*Exercise details*: Copy out all lines that hold "вследствие".

*Information supplied*:
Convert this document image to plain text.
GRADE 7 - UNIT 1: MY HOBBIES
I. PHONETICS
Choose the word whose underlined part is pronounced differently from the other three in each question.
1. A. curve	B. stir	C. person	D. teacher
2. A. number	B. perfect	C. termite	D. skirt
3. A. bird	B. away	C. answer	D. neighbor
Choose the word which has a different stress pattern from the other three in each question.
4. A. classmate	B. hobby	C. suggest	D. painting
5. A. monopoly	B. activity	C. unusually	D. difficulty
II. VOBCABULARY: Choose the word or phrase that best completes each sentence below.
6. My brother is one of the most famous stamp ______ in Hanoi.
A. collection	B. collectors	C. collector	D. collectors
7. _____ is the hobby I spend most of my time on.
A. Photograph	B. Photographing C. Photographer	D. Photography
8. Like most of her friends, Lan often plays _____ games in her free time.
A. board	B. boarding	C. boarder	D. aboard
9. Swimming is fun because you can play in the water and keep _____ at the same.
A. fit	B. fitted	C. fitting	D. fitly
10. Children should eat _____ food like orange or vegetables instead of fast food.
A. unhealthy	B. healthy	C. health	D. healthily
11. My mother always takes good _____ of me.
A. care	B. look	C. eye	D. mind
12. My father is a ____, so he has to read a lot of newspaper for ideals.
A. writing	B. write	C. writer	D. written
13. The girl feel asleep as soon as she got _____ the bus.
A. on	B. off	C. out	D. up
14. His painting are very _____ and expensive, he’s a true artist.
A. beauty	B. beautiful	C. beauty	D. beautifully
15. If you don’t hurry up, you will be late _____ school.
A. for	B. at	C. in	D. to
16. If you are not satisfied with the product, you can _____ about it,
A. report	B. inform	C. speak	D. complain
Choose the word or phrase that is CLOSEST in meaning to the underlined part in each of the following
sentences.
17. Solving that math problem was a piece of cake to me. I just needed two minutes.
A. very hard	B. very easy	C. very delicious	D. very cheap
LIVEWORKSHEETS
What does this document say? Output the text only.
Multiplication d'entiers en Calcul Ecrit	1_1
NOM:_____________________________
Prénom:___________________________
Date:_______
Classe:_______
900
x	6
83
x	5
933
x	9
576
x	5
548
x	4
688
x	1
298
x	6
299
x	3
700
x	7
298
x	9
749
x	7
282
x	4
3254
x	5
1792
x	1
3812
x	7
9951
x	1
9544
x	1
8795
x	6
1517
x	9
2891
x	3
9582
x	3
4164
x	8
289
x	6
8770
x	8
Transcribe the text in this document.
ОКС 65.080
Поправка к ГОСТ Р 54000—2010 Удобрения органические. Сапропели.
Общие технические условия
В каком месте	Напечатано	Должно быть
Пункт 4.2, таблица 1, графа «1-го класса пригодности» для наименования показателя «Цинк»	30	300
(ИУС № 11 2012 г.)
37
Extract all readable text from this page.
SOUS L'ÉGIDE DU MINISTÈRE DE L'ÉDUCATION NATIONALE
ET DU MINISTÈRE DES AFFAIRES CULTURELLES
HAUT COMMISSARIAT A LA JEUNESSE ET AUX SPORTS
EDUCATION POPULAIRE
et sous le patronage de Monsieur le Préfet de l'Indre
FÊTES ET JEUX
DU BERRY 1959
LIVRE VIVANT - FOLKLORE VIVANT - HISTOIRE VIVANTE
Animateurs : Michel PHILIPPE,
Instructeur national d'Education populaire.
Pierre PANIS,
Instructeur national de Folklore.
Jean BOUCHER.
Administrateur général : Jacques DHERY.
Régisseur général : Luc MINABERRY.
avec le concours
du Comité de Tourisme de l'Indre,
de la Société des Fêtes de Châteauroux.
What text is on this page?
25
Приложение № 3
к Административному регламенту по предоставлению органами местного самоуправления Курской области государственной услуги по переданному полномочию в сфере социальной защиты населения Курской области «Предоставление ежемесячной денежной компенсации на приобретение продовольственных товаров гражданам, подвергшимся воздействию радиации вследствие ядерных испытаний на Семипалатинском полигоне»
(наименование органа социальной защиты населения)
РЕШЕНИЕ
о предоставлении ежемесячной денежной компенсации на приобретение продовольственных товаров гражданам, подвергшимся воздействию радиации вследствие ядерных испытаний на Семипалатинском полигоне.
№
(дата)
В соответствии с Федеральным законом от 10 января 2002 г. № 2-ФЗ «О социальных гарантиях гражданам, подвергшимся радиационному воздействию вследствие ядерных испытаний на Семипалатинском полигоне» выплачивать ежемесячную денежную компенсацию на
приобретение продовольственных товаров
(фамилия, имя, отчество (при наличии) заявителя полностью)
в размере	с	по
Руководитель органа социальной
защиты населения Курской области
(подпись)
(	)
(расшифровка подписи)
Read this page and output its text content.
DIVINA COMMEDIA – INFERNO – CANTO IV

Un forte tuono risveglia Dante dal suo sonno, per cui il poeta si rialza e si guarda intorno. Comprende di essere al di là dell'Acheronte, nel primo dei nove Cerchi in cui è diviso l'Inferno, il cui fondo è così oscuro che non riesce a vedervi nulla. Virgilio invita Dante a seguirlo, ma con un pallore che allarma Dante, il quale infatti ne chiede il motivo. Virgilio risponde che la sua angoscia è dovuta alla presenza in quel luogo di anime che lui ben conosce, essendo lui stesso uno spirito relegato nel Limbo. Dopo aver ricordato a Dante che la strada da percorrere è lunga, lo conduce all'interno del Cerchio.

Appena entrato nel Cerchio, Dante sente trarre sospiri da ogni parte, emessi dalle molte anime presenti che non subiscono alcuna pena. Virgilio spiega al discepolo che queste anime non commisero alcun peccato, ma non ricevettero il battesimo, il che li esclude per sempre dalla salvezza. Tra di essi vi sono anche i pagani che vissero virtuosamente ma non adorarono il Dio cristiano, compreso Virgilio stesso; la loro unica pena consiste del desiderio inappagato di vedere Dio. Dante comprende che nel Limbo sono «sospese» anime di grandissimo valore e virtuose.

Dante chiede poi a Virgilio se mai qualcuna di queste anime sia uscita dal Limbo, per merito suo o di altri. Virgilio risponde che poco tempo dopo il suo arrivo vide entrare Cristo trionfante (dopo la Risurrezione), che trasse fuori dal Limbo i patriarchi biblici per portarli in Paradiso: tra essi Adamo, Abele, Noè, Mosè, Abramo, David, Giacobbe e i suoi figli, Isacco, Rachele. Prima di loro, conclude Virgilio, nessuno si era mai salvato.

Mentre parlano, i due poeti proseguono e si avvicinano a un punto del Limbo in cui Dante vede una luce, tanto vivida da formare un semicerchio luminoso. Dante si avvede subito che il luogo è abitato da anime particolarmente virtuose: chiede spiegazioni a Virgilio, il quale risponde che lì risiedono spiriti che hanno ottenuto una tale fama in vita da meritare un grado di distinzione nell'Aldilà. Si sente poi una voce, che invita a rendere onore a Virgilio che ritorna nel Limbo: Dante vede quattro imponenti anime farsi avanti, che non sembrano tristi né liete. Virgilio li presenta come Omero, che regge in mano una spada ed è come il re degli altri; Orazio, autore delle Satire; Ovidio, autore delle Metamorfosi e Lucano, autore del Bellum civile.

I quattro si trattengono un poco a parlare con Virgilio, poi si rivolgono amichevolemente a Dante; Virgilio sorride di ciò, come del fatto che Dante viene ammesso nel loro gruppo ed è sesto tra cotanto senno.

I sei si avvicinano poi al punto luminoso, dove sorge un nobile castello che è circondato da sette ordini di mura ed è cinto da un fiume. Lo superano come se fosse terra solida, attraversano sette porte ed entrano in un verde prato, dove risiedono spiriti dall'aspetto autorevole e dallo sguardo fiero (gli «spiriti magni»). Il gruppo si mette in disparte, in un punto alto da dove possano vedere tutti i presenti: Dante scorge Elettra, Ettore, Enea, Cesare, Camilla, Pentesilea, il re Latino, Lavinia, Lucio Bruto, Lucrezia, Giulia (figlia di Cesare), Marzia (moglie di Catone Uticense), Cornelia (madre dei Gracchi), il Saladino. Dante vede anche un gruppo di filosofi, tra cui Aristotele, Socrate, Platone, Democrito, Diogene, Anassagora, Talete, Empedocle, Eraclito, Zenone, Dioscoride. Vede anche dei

*Solved exercise*:
к Административному регламенту по предоставлению органами местного самоуправления Курской области государственной услуги по переданному полномочию в сфере социальной защиты населения Курской области «Предоставление ежемесячной денежной компенсации на приобретение продовольственных товаров гражданам, подвергшимся воздействию радиации вследствие ядерных испытаний на Семипалатинском полигоне»
о предоставлении ежемесячной денежной компенсации на приобретение продовольственных товаров гражданам, подвергшимся воздействию радиации вследствие ядерных испытаний на Семипалатинском полигоне.
В соответствии с Федеральным законом от 10 января 2002 г. № 2-ФЗ «О социальных гарантиях гражданам, подвергшимся радиационному воздействию вследствие ядерных испытаний на Семипалатинском полигоне» выплачивать ежемесячную денежную компенсацию на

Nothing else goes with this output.